Saved data entries:
::::::::::

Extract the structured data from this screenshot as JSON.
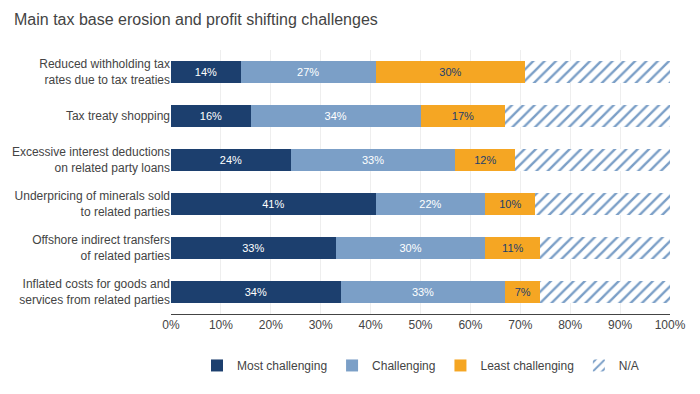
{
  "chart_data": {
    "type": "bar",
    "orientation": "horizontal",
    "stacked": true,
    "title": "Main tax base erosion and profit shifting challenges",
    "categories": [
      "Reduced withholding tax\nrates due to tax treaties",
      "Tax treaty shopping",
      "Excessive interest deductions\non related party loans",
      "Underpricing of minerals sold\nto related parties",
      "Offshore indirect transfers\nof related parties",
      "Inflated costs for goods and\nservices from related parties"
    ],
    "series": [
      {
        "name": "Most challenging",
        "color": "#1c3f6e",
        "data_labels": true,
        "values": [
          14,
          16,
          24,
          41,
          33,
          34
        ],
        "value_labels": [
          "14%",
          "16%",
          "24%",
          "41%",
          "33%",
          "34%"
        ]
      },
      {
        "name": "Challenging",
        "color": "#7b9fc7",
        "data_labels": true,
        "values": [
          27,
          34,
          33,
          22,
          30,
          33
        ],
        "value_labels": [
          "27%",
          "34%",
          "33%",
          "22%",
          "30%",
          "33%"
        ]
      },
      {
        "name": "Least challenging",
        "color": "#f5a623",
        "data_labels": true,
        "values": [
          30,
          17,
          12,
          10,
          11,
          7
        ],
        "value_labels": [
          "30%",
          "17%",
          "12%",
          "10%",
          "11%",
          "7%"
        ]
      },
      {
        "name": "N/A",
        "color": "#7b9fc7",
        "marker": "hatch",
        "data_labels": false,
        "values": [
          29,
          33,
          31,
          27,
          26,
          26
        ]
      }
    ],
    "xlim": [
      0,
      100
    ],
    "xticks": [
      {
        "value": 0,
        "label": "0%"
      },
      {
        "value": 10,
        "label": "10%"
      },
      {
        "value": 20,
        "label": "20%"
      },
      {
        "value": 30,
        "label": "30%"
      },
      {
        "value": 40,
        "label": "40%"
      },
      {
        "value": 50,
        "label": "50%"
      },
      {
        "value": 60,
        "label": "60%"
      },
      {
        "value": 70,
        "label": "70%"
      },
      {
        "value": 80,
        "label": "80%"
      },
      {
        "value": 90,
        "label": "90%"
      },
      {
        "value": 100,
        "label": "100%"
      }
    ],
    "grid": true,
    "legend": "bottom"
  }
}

::::::::::

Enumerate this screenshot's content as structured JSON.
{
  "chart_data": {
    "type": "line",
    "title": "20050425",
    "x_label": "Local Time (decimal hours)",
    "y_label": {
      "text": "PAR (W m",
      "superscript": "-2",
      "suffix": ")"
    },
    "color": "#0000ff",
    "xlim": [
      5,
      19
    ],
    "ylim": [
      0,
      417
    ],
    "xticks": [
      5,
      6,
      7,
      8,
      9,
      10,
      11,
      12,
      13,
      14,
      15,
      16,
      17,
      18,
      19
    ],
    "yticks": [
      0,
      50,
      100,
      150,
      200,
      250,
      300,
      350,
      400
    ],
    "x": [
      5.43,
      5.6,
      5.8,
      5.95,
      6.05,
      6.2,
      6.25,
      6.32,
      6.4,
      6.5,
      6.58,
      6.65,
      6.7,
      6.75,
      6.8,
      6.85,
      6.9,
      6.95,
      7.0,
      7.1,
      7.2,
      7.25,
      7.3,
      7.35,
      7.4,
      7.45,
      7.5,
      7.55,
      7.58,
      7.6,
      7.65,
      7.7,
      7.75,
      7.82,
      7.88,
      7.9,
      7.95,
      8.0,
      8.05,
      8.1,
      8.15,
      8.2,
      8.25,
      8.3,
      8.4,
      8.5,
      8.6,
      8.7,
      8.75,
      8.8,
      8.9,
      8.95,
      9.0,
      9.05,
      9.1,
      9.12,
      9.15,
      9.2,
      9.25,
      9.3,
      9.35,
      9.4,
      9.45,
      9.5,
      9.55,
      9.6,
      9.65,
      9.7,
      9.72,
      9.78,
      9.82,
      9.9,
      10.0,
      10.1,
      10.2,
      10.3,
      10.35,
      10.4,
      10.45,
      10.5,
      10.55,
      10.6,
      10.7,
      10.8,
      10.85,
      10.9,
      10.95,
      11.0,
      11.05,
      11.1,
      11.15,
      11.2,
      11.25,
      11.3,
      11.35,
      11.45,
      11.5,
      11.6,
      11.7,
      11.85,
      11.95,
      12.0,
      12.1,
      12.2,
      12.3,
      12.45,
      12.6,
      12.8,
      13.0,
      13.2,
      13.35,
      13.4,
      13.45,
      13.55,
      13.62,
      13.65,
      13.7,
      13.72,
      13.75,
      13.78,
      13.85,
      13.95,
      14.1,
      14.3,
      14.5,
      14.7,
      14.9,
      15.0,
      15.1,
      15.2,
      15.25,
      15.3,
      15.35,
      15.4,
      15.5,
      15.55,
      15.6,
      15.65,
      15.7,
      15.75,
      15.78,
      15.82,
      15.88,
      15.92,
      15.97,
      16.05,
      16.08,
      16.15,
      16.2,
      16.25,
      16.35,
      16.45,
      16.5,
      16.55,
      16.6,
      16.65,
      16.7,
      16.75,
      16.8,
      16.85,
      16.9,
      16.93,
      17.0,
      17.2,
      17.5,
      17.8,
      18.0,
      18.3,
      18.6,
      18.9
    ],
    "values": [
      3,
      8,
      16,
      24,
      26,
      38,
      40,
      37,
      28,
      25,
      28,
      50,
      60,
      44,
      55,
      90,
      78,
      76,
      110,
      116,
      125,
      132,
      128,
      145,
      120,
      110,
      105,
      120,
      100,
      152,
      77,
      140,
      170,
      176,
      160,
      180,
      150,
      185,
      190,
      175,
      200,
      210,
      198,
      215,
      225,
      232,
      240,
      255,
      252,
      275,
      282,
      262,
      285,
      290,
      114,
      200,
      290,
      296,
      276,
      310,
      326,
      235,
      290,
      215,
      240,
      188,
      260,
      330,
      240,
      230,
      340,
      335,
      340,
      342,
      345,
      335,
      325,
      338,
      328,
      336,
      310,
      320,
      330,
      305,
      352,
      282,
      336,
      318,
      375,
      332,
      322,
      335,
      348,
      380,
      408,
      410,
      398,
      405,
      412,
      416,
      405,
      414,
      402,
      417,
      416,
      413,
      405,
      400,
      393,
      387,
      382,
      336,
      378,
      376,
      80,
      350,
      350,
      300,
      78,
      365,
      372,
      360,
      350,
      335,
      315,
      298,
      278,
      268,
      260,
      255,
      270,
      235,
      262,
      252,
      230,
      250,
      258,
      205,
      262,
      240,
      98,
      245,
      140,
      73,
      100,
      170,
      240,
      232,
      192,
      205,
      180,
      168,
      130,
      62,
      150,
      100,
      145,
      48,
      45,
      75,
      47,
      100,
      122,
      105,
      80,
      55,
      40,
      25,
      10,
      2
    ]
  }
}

::::::::::

Check each line of the entries for the string "from". Copy the lines that have it.

Response below:
Extract the structured data from this screenshot as JSON.
      "Inflated costs for goods and\nservices from related parties"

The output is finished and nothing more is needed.